■ **YOUR TASK**:
From the listing below, select every line where the word "image" appears.
---------- DATA ENTRIES
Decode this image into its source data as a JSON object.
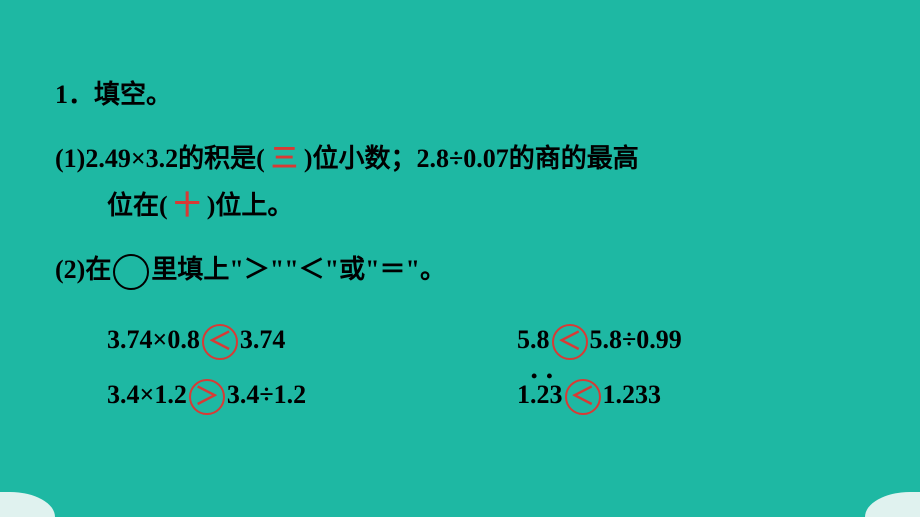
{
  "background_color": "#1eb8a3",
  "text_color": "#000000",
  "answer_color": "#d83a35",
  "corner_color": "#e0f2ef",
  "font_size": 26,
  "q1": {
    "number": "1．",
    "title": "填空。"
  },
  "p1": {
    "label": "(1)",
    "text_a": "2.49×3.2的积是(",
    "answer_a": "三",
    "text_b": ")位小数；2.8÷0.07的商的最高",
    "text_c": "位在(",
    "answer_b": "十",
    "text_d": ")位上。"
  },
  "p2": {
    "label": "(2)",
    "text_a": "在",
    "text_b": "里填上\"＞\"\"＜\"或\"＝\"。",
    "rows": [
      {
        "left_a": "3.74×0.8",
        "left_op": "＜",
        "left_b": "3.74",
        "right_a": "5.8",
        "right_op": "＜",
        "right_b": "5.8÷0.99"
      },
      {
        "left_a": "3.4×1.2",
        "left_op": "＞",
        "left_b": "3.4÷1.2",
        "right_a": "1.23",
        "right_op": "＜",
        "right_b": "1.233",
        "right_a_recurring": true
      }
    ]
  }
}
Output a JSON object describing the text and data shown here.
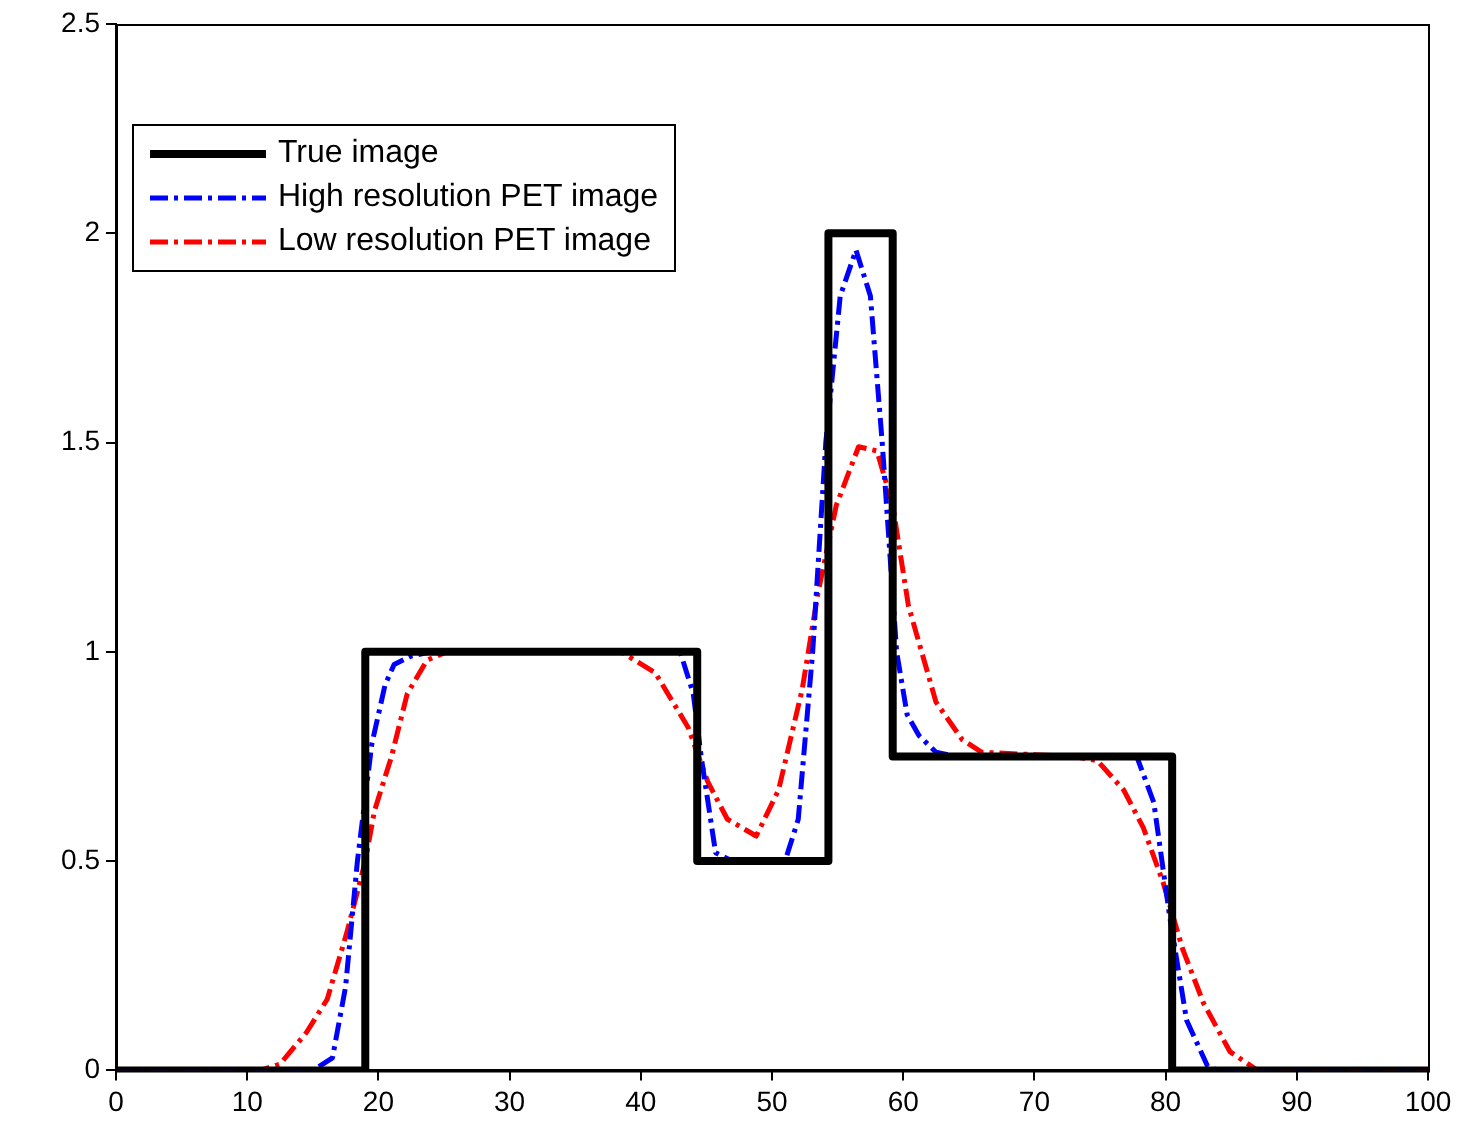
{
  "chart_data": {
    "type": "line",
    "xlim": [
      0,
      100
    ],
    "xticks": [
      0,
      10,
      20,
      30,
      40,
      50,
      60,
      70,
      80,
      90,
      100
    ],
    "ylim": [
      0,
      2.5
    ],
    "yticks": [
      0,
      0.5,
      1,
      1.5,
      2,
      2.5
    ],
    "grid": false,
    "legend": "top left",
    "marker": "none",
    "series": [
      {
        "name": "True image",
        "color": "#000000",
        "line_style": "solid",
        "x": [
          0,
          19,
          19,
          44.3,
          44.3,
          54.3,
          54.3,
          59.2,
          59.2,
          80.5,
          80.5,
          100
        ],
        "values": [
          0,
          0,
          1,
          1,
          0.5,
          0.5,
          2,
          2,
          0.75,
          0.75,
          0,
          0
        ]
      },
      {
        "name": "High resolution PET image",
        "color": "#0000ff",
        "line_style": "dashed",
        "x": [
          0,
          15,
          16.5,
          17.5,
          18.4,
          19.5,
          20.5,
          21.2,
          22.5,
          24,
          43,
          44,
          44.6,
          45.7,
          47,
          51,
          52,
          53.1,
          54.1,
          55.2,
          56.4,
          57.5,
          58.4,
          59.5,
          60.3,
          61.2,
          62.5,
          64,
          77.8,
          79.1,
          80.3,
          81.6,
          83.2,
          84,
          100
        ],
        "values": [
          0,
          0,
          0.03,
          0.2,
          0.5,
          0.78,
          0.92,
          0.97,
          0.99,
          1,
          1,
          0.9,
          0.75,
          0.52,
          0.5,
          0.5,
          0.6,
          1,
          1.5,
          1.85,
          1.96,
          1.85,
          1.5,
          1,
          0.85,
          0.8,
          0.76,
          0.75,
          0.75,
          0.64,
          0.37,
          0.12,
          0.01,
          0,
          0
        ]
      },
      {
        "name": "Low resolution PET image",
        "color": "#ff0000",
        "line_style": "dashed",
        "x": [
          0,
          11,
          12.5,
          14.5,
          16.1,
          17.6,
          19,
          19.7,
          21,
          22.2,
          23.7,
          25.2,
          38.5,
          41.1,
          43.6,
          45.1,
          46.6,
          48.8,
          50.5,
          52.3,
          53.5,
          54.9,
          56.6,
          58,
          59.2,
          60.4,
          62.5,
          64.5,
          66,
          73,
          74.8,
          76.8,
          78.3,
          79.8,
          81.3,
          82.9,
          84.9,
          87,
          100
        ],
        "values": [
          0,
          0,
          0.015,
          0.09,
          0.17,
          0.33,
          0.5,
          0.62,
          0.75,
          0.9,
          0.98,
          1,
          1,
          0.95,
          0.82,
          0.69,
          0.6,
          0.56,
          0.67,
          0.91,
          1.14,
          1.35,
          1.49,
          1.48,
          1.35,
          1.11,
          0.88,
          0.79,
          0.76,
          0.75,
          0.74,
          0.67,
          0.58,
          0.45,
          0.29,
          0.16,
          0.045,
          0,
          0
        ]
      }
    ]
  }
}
--------------------
---------- DATA ENTRIES
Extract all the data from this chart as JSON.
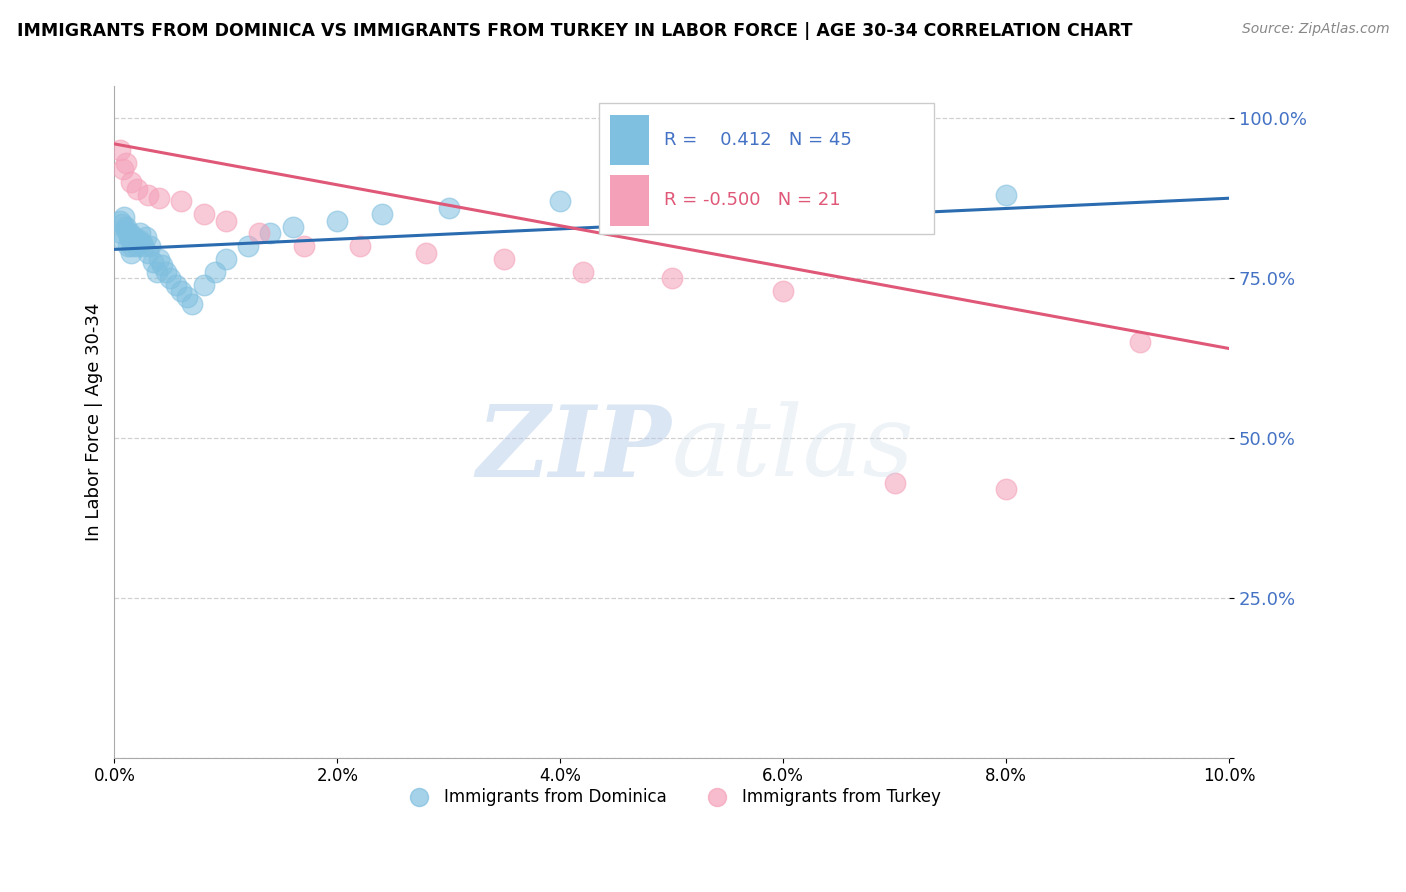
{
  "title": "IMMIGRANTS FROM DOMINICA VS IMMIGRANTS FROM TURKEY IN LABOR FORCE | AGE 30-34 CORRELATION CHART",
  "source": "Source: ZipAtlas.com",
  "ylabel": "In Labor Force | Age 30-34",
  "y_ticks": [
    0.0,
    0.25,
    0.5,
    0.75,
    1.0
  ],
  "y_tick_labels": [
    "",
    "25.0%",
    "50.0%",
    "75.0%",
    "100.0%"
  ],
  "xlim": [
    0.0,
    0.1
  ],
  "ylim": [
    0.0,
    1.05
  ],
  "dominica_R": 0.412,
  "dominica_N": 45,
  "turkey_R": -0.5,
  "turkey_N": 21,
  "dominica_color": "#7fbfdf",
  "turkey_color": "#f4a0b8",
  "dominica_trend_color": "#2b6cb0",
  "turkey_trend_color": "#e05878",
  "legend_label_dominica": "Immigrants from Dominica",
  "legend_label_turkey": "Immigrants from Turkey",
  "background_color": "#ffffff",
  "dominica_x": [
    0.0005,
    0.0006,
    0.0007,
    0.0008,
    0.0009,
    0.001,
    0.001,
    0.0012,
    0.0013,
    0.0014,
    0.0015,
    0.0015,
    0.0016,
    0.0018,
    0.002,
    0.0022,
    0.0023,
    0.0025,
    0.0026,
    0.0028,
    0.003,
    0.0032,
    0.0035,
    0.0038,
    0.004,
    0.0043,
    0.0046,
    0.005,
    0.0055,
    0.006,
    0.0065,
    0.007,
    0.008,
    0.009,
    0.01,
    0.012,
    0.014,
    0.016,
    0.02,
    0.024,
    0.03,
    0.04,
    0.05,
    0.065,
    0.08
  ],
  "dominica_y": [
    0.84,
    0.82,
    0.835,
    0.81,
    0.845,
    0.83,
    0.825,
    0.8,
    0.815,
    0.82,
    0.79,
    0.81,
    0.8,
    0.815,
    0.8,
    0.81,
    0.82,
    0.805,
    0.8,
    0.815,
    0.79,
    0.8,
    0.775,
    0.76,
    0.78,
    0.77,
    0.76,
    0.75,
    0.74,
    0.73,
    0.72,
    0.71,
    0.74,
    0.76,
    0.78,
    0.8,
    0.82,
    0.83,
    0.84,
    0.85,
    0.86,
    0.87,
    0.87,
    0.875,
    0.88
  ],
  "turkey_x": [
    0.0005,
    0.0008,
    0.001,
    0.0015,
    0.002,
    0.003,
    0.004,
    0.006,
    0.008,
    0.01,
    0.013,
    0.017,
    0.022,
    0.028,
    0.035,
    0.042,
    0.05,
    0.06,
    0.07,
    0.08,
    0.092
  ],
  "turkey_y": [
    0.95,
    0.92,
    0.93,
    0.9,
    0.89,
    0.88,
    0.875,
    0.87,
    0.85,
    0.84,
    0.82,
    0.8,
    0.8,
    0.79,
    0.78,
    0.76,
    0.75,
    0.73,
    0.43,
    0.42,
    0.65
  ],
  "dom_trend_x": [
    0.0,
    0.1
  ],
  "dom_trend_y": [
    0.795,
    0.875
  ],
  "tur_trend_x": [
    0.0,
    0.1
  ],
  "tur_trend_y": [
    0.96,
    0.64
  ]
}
--------------------
■ **TASK SOLUTION**:
Decode this image into its source data as a JSON object.
        "name": "True image",
        "name": "High resolution PET image",
        "name": "Low resolution PET image",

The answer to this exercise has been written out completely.